[Short exercise] Copy out each of the lines below word for word, leaving out the pictures.

[Dataset rows]

_ _ _ _ _ _ _

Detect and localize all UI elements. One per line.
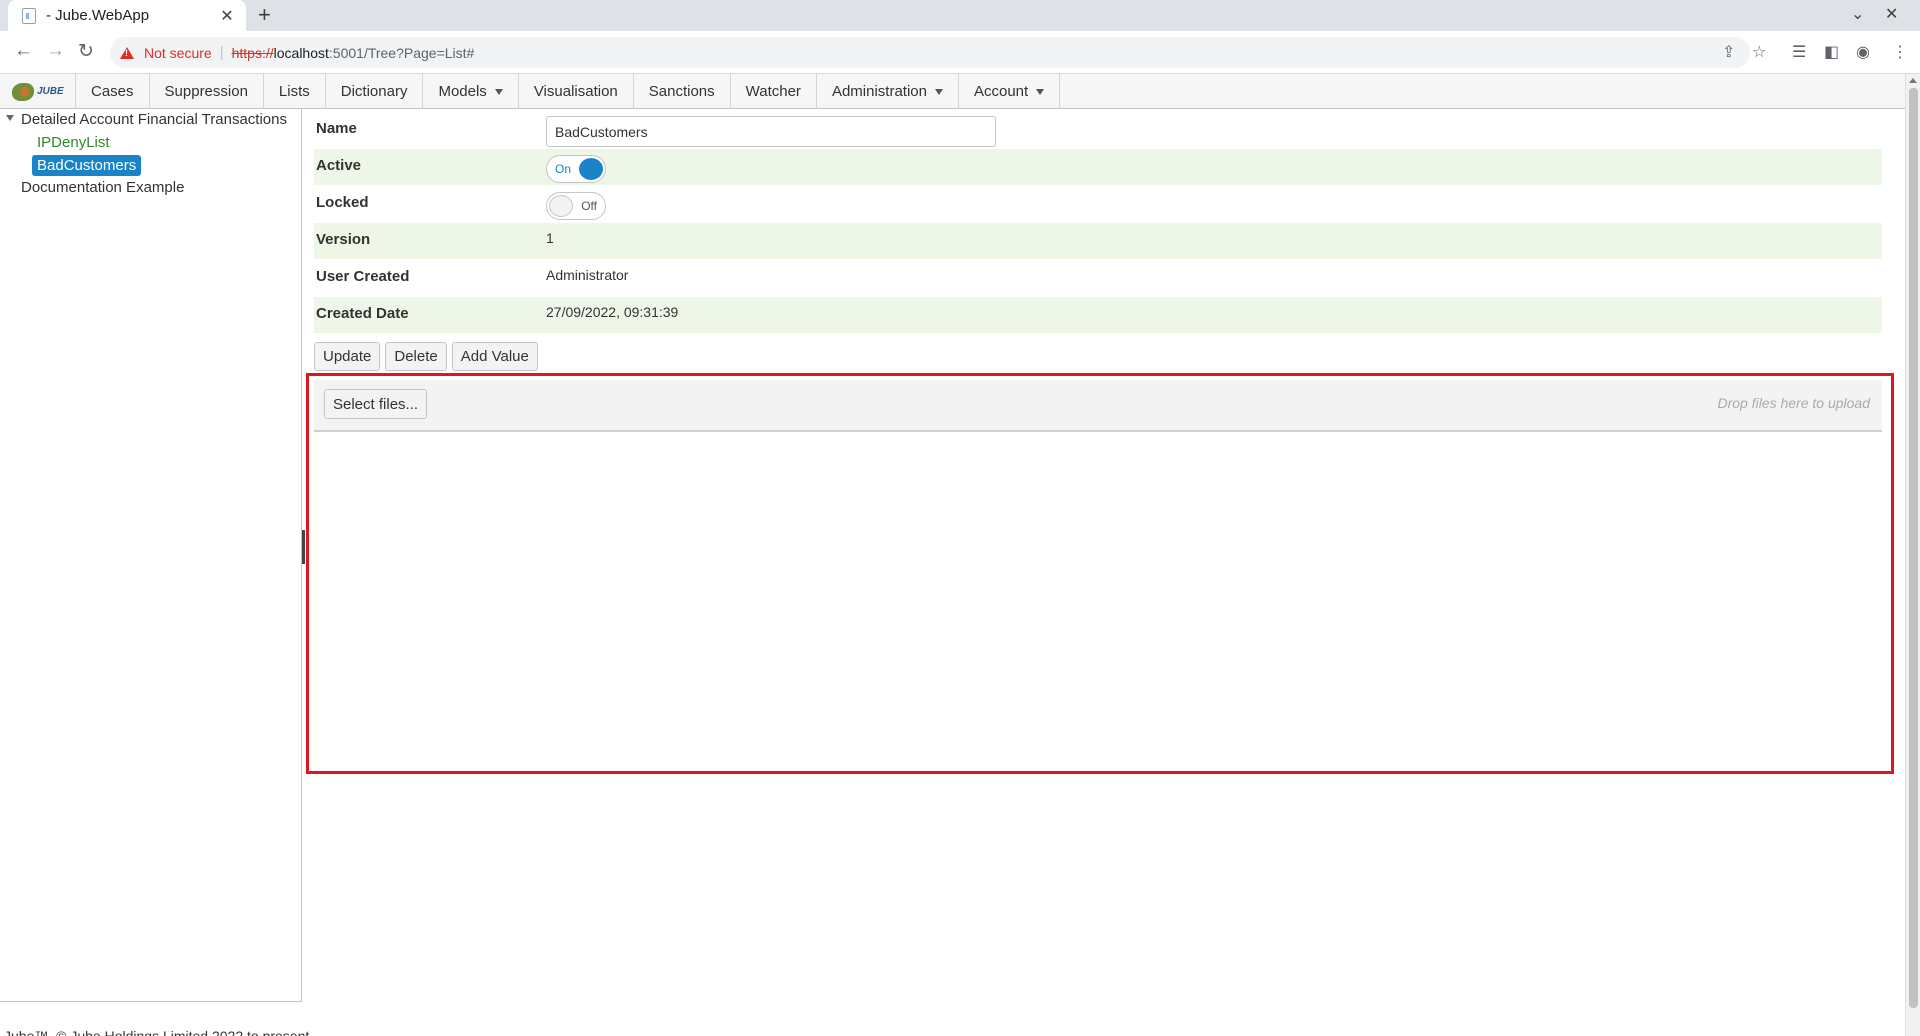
nav-label: Models bbox=[438, 83, 487, 100]
chevron-down-icon bbox=[1036, 88, 1045, 95]
nav-watcher[interactable]: Watcher bbox=[731, 74, 817, 109]
nav-label: Account bbox=[973, 83, 1029, 100]
url-path: :5001/Tree?Page=List# bbox=[328, 44, 475, 61]
tab-title: - Jube.WebApp bbox=[46, 7, 150, 24]
nav-label: Lists bbox=[278, 83, 310, 100]
nav-label: Suppression bbox=[164, 83, 248, 100]
tree-node-badcustomers[interactable]: BadCustomers bbox=[32, 155, 142, 176]
reload-icon[interactable]: ↻ bbox=[78, 40, 94, 63]
nav-sanctions[interactable]: Sanctions bbox=[634, 74, 731, 109]
tree-node-ipdenylist[interactable]: IPDenyList bbox=[37, 134, 110, 151]
browser-tab-bar: - Jube.WebApp ✕ + ⌄ ✕ bbox=[0, 0, 1920, 31]
tree-node-documentation-example[interactable]: Documentation Example bbox=[21, 179, 184, 196]
url-bar[interactable]: Not secure | https:// localhost :5001/Tr… bbox=[110, 37, 1750, 68]
nav-label: Sanctions bbox=[648, 83, 715, 100]
active-row: Active On bbox=[314, 149, 1882, 185]
created-date-value: 27/09/2022, 09:31:39 bbox=[546, 304, 679, 320]
locked-row: Locked Off bbox=[314, 186, 1882, 222]
scroll-thumb[interactable] bbox=[1909, 88, 1918, 1008]
chevron-down-icon bbox=[494, 88, 503, 95]
new-tab-icon[interactable]: + bbox=[258, 2, 271, 28]
url-separator: | bbox=[219, 44, 224, 61]
tab-search-chevron-icon[interactable]: ⌄ bbox=[1851, 4, 1864, 24]
user-created-label: User Created bbox=[316, 268, 410, 285]
security-label[interactable]: Not secure bbox=[144, 45, 212, 61]
reading-list-icon[interactable]: ☰ bbox=[1792, 42, 1806, 62]
version-row: Version 1 bbox=[314, 223, 1882, 259]
nav-label: Cases bbox=[91, 83, 134, 100]
toggle-knob bbox=[579, 158, 603, 180]
nav-label: Administration bbox=[831, 83, 927, 100]
tree-node-root[interactable]: Detailed Account Financial Transactions bbox=[21, 111, 287, 128]
share-icon[interactable]: ⇪ bbox=[1722, 42, 1735, 62]
warning-icon bbox=[120, 46, 134, 59]
user-created-value: Administrator bbox=[546, 267, 629, 283]
tree-panel: Detailed Account Financial Transactions … bbox=[0, 109, 302, 1002]
browser-address-bar: ← → ↻ Not secure | https:// localhost :5… bbox=[0, 31, 1920, 74]
active-label: Active bbox=[316, 157, 362, 174]
chevron-down-icon bbox=[934, 88, 943, 95]
jube-logo[interactable]: JUBE bbox=[0, 74, 76, 109]
nav-label: Dictionary bbox=[340, 83, 408, 100]
nav-suppression[interactable]: Suppression bbox=[150, 74, 264, 109]
locked-toggle-text: Off bbox=[581, 199, 597, 213]
nav-lists[interactable]: Lists bbox=[264, 74, 326, 109]
user-created-row: User Created Administrator bbox=[314, 260, 1882, 296]
created-date-row: Created Date 27/09/2022, 09:31:39 bbox=[314, 297, 1882, 333]
page-favicon-icon bbox=[22, 7, 36, 24]
back-icon[interactable]: ← bbox=[14, 40, 33, 62]
browser-tab[interactable]: - Jube.WebApp ✕ bbox=[8, 0, 246, 31]
scroll-up-icon[interactable] bbox=[1909, 78, 1917, 83]
window-close-icon[interactable]: ✕ bbox=[1885, 4, 1898, 24]
side-panel-icon[interactable]: ◧ bbox=[1824, 42, 1839, 62]
nav-label: Visualisation bbox=[533, 83, 618, 100]
url-scheme: https:// bbox=[231, 44, 274, 61]
nav-administration[interactable]: Administration bbox=[817, 74, 959, 109]
nav-cases[interactable]: Cases bbox=[76, 74, 150, 109]
add-value-button[interactable]: Add Value bbox=[451, 342, 538, 371]
nav-models[interactable]: Models bbox=[423, 74, 519, 109]
jube-logo-icon bbox=[12, 82, 34, 101]
active-toggle-text: On bbox=[555, 162, 572, 176]
nav-label: Watcher bbox=[745, 83, 801, 100]
version-label: Version bbox=[316, 231, 371, 248]
nav-dictionary[interactable]: Dictionary bbox=[326, 74, 424, 109]
toggle-knob bbox=[549, 195, 573, 217]
delete-button[interactable]: Delete bbox=[385, 342, 447, 371]
tree-collapse-icon[interactable] bbox=[6, 115, 14, 121]
created-date-label: Created Date bbox=[316, 305, 409, 322]
bookmark-star-icon[interactable]: ☆ bbox=[1752, 42, 1766, 62]
tab-close-icon[interactable]: ✕ bbox=[218, 6, 236, 26]
update-button[interactable]: Update bbox=[314, 342, 381, 371]
logo-text: JUBE bbox=[37, 86, 64, 97]
url-host: localhost bbox=[273, 44, 329, 61]
upload-highlight-box bbox=[306, 373, 1894, 774]
version-value: 1 bbox=[546, 230, 554, 246]
locked-label: Locked bbox=[316, 194, 369, 211]
browser-menu-icon[interactable]: ⋮ bbox=[1892, 42, 1908, 62]
app-nav: JUBE Cases Suppression Lists Dictionary … bbox=[0, 74, 1905, 109]
page-scrollbar[interactable] bbox=[1905, 74, 1920, 1036]
nav-account[interactable]: Account bbox=[959, 74, 1061, 109]
footer-copyright: Jube™. © Jube Holdings Limited 2022 to p… bbox=[4, 1028, 314, 1036]
forward-icon[interactable]: → bbox=[46, 40, 65, 62]
active-toggle[interactable]: On bbox=[546, 155, 606, 183]
name-label: Name bbox=[316, 120, 357, 137]
profile-avatar-icon[interactable]: ◉ bbox=[1856, 42, 1870, 62]
name-input[interactable] bbox=[546, 116, 996, 147]
nav-visualisation[interactable]: Visualisation bbox=[519, 74, 634, 109]
name-row: Name bbox=[314, 112, 1882, 148]
action-buttons: Update Delete Add Value bbox=[314, 342, 538, 371]
locked-toggle[interactable]: Off bbox=[546, 192, 606, 220]
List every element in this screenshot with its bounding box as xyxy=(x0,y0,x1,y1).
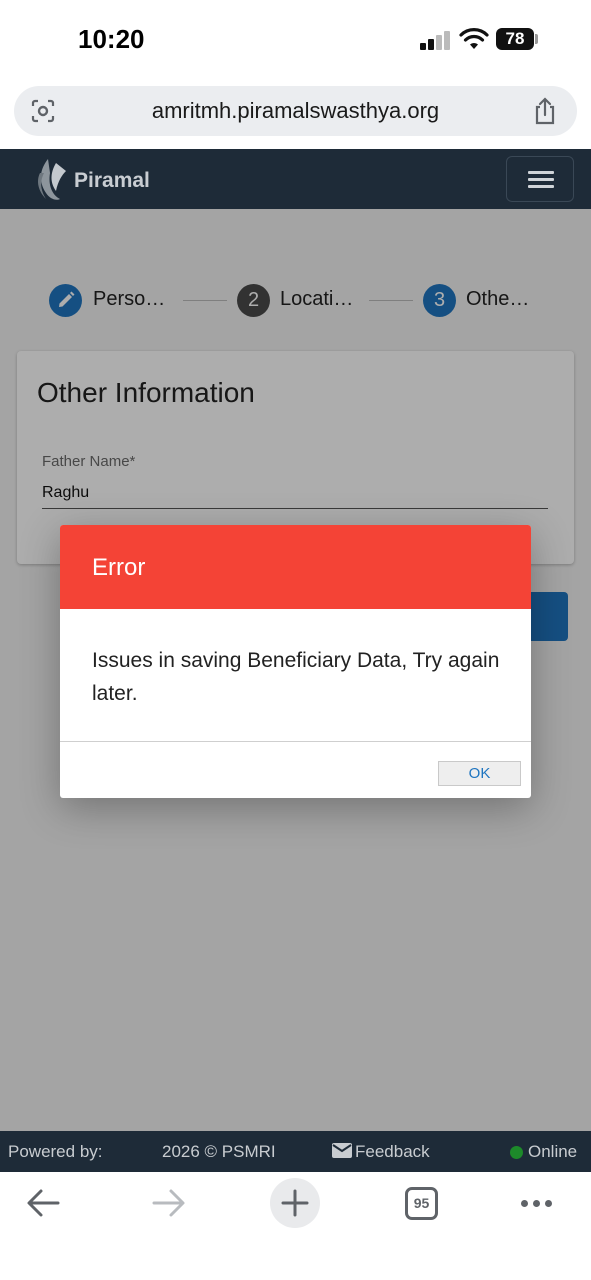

_ _ _ _ _ _ _

[The response]
Detect and localize all UI elements. One per line.
nav-label: Models bbox=[438, 83, 487, 100]
chevron-down-icon bbox=[1036, 88, 1045, 95]
nav-watcher[interactable]: Watcher bbox=[731, 74, 817, 109]
nav-label: Account bbox=[973, 83, 1029, 100]
url-path: :5001/Tree?Page=List# bbox=[328, 44, 475, 61]
tab-title: - Jube.WebApp bbox=[46, 7, 150, 24]
nav-label: Lists bbox=[278, 83, 310, 100]
nav-label: Suppression bbox=[164, 83, 248, 100]
tree-node-badcustomers[interactable]: BadCustomers bbox=[32, 155, 142, 176]
reload-icon[interactable]: ↻ bbox=[78, 40, 94, 63]
nav-sanctions[interactable]: Sanctions bbox=[634, 74, 731, 109]
tree-node-ipdenylist[interactable]: IPDenyList bbox=[37, 134, 110, 151]
browser-tab-bar: - Jube.WebApp ✕ + ⌄ ✕ bbox=[0, 0, 1920, 31]
tree-node-documentation-example[interactable]: Documentation Example bbox=[21, 179, 184, 196]
url-bar[interactable]: Not secure | https:// localhost :5001/Tr… bbox=[110, 37, 1750, 68]
nav-label: Sanctions bbox=[648, 83, 715, 100]
active-row: Active On bbox=[314, 149, 1882, 185]
created-date-value: 27/09/2022, 09:31:39 bbox=[546, 304, 679, 320]
locked-row: Locked Off bbox=[314, 186, 1882, 222]
scroll-thumb[interactable] bbox=[1909, 88, 1918, 1008]
chevron-down-icon bbox=[494, 88, 503, 95]
new-tab-icon[interactable]: + bbox=[258, 2, 271, 28]
url-separator: | bbox=[219, 44, 224, 61]
tab-search-chevron-icon[interactable]: ⌄ bbox=[1851, 4, 1864, 24]
user-created-label: User Created bbox=[316, 268, 410, 285]
security-label[interactable]: Not secure bbox=[144, 45, 212, 61]
reading-list-icon[interactable]: ☰ bbox=[1792, 42, 1806, 62]
version-row: Version 1 bbox=[314, 223, 1882, 259]
nav-label: Cases bbox=[91, 83, 134, 100]
toggle-knob bbox=[579, 158, 603, 180]
nav-label: Administration bbox=[831, 83, 927, 100]
tree-node-root[interactable]: Detailed Account Financial Transactions bbox=[21, 111, 287, 128]
share-icon[interactable]: ⇪ bbox=[1722, 42, 1735, 62]
warning-icon bbox=[120, 46, 134, 59]
user-created-value: Administrator bbox=[546, 267, 629, 283]
tree-panel: Detailed Account Financial Transactions … bbox=[0, 109, 302, 1002]
browser-address-bar: ← → ↻ Not secure | https:// localhost :5… bbox=[0, 31, 1920, 74]
active-label: Active bbox=[316, 157, 362, 174]
chevron-down-icon bbox=[934, 88, 943, 95]
jube-logo[interactable]: JUBE bbox=[0, 74, 76, 109]
nav-label: Dictionary bbox=[340, 83, 408, 100]
nav-suppression[interactable]: Suppression bbox=[150, 74, 264, 109]
locked-toggle-text: Off bbox=[581, 199, 597, 213]
nav-lists[interactable]: Lists bbox=[264, 74, 326, 109]
user-created-row: User Created Administrator bbox=[314, 260, 1882, 296]
created-date-row: Created Date 27/09/2022, 09:31:39 bbox=[314, 297, 1882, 333]
page-favicon-icon bbox=[22, 7, 36, 24]
back-icon[interactable]: ← bbox=[14, 40, 33, 62]
browser-tab[interactable]: - Jube.WebApp ✕ bbox=[8, 0, 246, 31]
scroll-up-icon[interactable] bbox=[1909, 78, 1917, 83]
window-close-icon[interactable]: ✕ bbox=[1885, 4, 1898, 24]
side-panel-icon[interactable]: ◧ bbox=[1824, 42, 1839, 62]
nav-label: Visualisation bbox=[533, 83, 618, 100]
url-scheme: https:// bbox=[231, 44, 274, 61]
nav-administration[interactable]: Administration bbox=[817, 74, 959, 109]
nav-cases[interactable]: Cases bbox=[76, 74, 150, 109]
add-value-button[interactable]: Add Value bbox=[451, 342, 538, 371]
nav-models[interactable]: Models bbox=[423, 74, 519, 109]
jube-logo-icon bbox=[12, 82, 34, 101]
active-toggle-text: On bbox=[555, 162, 572, 176]
nav-label: Watcher bbox=[745, 83, 801, 100]
version-label: Version bbox=[316, 231, 371, 248]
nav-dictionary[interactable]: Dictionary bbox=[326, 74, 424, 109]
toggle-knob bbox=[549, 195, 573, 217]
delete-button[interactable]: Delete bbox=[385, 342, 447, 371]
tree-collapse-icon[interactable] bbox=[6, 115, 14, 121]
created-date-label: Created Date bbox=[316, 305, 409, 322]
bookmark-star-icon[interactable]: ☆ bbox=[1752, 42, 1766, 62]
tab-close-icon[interactable]: ✕ bbox=[218, 6, 236, 26]
update-button[interactable]: Update bbox=[314, 342, 381, 371]
logo-text: JUBE bbox=[37, 86, 64, 97]
url-host: localhost bbox=[273, 44, 329, 61]
upload-highlight-box bbox=[306, 373, 1894, 774]
version-value: 1 bbox=[546, 230, 554, 246]
locked-label: Locked bbox=[316, 194, 369, 211]
browser-menu-icon[interactable]: ⋮ bbox=[1892, 42, 1908, 62]
app-nav: JUBE Cases Suppression Lists Dictionary … bbox=[0, 74, 1905, 109]
page-scrollbar[interactable] bbox=[1905, 74, 1920, 1036]
nav-account[interactable]: Account bbox=[959, 74, 1061, 109]
footer-copyright: Jube™. © Jube Holdings Limited 2022 to p… bbox=[4, 1028, 314, 1036]
forward-icon[interactable]: → bbox=[46, 40, 65, 62]
active-toggle[interactable]: On bbox=[546, 155, 606, 183]
name-label: Name bbox=[316, 120, 357, 137]
profile-avatar-icon[interactable]: ◉ bbox=[1856, 42, 1870, 62]
name-input[interactable] bbox=[546, 116, 996, 147]
nav-visualisation[interactable]: Visualisation bbox=[519, 74, 634, 109]
name-row: Name bbox=[314, 112, 1882, 148]
action-buttons: Update Delete Add Value bbox=[314, 342, 538, 371]
locked-toggle[interactable]: Off bbox=[546, 192, 606, 220]
List every element in this screenshot with its bounding box as xyxy=(x0,y0,x1,y1).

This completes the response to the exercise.